THE TASK
In the listing below, locate the lines bearing the word "text". Copy every one of them.

SOURCE MATERIAL

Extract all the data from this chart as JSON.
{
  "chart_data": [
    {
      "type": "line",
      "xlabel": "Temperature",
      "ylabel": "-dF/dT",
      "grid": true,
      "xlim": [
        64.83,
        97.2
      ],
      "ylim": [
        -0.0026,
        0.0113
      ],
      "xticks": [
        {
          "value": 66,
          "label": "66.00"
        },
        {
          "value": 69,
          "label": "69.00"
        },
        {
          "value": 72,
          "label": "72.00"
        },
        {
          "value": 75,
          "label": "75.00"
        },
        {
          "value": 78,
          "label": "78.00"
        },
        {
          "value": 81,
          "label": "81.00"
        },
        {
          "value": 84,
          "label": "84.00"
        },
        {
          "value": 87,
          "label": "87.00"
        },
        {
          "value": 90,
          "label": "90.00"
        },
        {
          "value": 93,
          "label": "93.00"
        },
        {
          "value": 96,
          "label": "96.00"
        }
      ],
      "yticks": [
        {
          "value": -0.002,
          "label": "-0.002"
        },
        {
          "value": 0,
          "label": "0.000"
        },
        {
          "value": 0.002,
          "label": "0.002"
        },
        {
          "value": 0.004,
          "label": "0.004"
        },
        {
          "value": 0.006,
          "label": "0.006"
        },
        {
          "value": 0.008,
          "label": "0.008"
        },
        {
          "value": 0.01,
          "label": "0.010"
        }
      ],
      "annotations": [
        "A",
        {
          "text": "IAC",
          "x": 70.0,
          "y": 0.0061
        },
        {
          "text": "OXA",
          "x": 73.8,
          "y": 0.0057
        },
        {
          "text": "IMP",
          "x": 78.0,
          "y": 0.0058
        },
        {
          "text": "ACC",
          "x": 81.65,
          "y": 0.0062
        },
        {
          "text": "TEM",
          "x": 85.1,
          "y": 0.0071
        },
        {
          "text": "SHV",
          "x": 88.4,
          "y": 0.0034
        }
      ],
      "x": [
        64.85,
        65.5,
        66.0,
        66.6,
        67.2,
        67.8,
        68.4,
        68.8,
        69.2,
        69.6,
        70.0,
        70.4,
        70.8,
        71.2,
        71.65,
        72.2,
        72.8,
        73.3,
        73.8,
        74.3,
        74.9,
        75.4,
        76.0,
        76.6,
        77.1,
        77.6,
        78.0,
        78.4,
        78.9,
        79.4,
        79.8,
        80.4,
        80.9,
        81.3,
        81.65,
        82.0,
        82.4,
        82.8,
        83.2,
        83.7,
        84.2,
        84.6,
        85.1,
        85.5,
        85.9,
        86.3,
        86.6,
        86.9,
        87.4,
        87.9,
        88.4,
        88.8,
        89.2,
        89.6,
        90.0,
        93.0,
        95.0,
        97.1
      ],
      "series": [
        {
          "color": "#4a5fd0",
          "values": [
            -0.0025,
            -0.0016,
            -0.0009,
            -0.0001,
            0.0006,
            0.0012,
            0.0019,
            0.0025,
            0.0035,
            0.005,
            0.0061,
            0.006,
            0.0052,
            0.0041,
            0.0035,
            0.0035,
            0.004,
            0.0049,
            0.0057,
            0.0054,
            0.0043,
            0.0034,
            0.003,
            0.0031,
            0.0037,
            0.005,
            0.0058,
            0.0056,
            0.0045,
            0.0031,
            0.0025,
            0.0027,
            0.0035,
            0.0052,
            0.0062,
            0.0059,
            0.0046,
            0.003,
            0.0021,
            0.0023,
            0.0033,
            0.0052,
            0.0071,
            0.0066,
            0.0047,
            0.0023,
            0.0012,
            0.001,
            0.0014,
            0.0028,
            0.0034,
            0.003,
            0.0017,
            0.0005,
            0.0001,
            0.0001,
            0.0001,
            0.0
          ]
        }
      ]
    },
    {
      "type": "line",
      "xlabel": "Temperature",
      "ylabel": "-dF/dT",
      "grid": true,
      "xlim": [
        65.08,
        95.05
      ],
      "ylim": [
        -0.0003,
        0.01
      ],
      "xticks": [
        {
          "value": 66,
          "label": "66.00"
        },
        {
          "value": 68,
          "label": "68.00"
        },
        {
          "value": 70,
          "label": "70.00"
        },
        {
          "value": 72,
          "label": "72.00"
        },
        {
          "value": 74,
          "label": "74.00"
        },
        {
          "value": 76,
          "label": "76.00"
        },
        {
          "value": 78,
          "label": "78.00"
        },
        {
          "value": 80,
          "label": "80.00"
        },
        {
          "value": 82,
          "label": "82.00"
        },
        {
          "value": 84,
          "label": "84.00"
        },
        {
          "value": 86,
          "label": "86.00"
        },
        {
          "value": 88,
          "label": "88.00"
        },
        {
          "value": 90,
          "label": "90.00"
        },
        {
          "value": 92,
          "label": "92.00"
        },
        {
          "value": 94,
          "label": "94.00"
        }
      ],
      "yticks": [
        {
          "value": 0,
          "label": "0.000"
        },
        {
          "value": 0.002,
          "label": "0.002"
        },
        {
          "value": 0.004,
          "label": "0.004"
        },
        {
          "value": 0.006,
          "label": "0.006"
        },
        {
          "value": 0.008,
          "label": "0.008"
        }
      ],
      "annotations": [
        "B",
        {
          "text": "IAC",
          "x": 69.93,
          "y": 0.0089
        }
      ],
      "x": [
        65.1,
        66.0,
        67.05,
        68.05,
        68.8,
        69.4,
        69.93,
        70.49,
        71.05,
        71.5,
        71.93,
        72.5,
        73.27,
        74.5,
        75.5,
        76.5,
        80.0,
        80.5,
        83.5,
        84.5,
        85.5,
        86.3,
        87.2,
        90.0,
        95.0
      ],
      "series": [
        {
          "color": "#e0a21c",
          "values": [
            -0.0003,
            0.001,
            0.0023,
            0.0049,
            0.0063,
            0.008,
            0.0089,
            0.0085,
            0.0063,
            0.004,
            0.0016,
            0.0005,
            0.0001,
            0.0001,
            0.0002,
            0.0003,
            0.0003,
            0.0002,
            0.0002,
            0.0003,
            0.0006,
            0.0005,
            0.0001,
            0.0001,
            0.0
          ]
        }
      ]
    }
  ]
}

* * *

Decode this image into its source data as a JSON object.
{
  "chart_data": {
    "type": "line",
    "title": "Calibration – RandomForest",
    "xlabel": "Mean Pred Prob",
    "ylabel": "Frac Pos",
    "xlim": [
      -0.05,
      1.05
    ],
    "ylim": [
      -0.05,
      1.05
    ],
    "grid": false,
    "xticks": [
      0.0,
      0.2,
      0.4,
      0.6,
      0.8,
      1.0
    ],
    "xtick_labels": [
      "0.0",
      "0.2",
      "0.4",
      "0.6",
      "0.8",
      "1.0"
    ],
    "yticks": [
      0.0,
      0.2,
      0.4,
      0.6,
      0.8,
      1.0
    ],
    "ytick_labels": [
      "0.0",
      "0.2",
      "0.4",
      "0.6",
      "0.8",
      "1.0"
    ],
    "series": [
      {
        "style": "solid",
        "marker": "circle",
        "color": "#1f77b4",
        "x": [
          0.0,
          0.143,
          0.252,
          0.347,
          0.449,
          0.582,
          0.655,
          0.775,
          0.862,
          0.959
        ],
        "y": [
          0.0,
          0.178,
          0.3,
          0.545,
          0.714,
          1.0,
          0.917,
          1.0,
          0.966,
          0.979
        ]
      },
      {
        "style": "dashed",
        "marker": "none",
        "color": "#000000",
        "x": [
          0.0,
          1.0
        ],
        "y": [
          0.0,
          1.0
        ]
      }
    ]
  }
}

RESULT OF THE EXERCISE
          "text": "IAC",
          "text": "OXA",
          "text": "IMP",
          "text": "ACC",
          "text": "TEM",
          "text": "SHV",
          "text": "IAC",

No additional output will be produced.